Zu lesender Text:
◇ ◇ ◇ ◇ ◇

Deutschland soll ins Staunen kommen

Flugscham hin oder her: Die deutsche Bevölkerung will nichts von einer CO2-Steuer wissen. Foto: iStock
Kann diese Steuer das Klima retten? Deutschlands Politiker debattieren derzeit über die Einführung einer CO2-Steuer, welche die fossilen Energien verteuern soll. Im Idealfall, so die Idee, bildet der Preis die wahren Kosten ab, die ihre Produktion verursacht, Umweltschäden inklusive.
Doch die deutsche Bevölkerung will davon nichts wissen, wie eine ARD-Umfrage jüngst ergeben hat. Zwar sind 81 Prozent der Befragten der Ansicht, beim Klimaschutz sei der Handlungsbedarf sehr gross oder gross. Doch eine CO2-Steuer findet nur bei 34 Prozent Zustimmung. Und einzig bei den Anhängern der Grünen sprechen sich 60 Prozent und damit eine Mehrheit dafür aus, bei allen anderen Parteien sind es weniger, bei der SPD etwa 40, bei der Union 32 Prozent, bei der FDP 31. Der Schluss liegt nahe: Solange es abstrakt bleibt, sind die Menschen für Klimaschutz. Wird es konkret, macht sich Skepsis breit, ja Ablehnung – erst recht, wenn es um eine neue Steuer geht.
Je höher die Abgabe, desto grösser der Anreiz
Nur: Stimmt das auch? Womöglich wurzelt der Grund für den Widerstand auch anderswo: im Unwissen, wie dieses Instrument greifen könnte – nicht als Steuer, die in die Staatskasse fliesst, sondern als Lenkungsabgabe, die an die Bevölkerung zurückerstattet wird. Der Clou dabei: Jeder Bürger erhält einmal im Jahr gleich viel Geld zurück. Weil aber nicht jeder gleich viel fossile Energie verbraucht, etwa beim Autofahren oder Heizen, fahren Sparsame besser: Sie kriegen mehr zurück, als sie über die Abgabe draufzahlen müssen. Bei den Verschwendern ist es umgekehrt.

◇ ◇ ◇ ◇ ◇

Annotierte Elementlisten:
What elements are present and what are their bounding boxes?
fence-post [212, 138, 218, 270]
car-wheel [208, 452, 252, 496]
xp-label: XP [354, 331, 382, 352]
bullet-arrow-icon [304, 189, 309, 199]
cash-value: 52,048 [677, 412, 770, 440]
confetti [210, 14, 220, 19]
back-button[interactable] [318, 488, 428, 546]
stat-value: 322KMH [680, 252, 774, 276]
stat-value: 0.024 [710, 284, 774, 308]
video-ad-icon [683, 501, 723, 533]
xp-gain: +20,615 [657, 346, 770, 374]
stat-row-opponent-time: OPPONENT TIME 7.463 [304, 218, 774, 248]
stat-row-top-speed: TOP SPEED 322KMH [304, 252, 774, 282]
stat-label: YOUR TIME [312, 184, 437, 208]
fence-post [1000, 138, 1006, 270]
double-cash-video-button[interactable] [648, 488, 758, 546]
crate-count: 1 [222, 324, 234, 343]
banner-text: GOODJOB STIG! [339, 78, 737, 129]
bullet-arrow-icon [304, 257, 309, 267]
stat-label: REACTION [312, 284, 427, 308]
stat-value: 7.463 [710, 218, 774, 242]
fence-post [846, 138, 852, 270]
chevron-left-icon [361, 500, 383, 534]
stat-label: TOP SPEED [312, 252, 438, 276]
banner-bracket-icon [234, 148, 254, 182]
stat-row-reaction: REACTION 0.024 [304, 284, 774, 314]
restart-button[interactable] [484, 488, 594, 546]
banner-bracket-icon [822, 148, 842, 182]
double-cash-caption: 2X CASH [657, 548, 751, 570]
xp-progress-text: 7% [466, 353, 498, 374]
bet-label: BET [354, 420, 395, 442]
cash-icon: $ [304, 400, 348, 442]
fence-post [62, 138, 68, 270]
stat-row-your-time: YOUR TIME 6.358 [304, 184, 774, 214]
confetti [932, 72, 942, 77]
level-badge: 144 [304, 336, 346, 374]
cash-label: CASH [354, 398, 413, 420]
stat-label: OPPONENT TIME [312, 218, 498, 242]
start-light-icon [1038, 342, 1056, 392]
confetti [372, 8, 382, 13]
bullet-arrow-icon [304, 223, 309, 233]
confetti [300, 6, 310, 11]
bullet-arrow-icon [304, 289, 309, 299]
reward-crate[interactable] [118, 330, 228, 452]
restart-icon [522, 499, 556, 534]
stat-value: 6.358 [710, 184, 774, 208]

◇ ◇ ◇ ◇ ◇

Aufgaben:
(A) Beantworte anhand des Textes zur CO2-Steuer:
(i) Wie viel Prozent der Befragten halten den Handlungsbedarf beim Klimaschutz für sehr groß oder groß?
(ii) Wie hoch ist die Zustimmung zu einer CO2-Steuer unter den Anhängern der FDP?
(iii) Wie oft erhält bei einer Lenkungsabgabe jeder Bürger Geld zurück?
(B) Gib aus dem Text zur CO2-Steuer die Passage zwischen „Flugscham hin oder“ und „verursacht, Umweltschäden inklusive.“ unverändert wieder, einschließlich dieser beiden Stellen.
(C) Führe den Text zur CO2-Steuer im Anschluss an seinen letzten Satz weiter.

Ergebnisse nacheinander:
(A)
(i) 81 Prozent
(ii) 31 Prozent
(iii) Einmal im Jahr

(B)
Flugscham hin oder her: Die deutsche Bevölkerung will nichts von einer CO2-Steuer wissen. Foto: iStock
Kann diese Steuer das Klima retten? Deutschlands Politiker debattieren derzeit über die Einführung einer CO2-Steuer, welche die fossilen Energien verteuern soll. Im Idealfall, so die Idee, bildet der Preis die wahren Kosten ab, die ihre Produktion verursacht, Umweltschäden inklusive.

(C)
Dieser Mechanismus soll das Verhalten der Gesellschaft in klimafreundlichere Bahnen lenken. Seine Wirkung ergibt sich aus Millionen kleiner Alltagsentscheidungen. Je höher die Abgabe, desto grösser wird der Anreiz, das Verhalten zu ändern. Um beim Beispiel Auto zu bleiben: Wer ein neues Auto kauft, überlegt sich gut, ob er nicht doch gescheiter auf ein CO2-armes oder -freies Modell setzen soll. Oder er fährt weniger Auto, verzichtet womöglich ganz darauf.
Eine solche Lenkungsabgabe erzeugt selbstredend auch Verlierer, etwa Menschen, die in Randregionen ohne gut ausgebautes ÖV-Netz wohnen und auf das Auto angewiesen sind. Das Instrument deswegen für politisch tot zu erklären, wäre aber voreilig. Man könnte die Rückerstattung zum Beispiel regional differenziert ausgestalten, um die gröbsten Ungerechtigkeiten abzufedern. Zudem könnte man sie anfangs moderat gestalten und erst dann anheben, wenn es nicht gelingen sollte, klar definierte Zwischenziele zur Absenkung der CO2-Emissionen zu erreichen. So bliebe den Menschen Zeit, sich so gut wie möglich anzupassen.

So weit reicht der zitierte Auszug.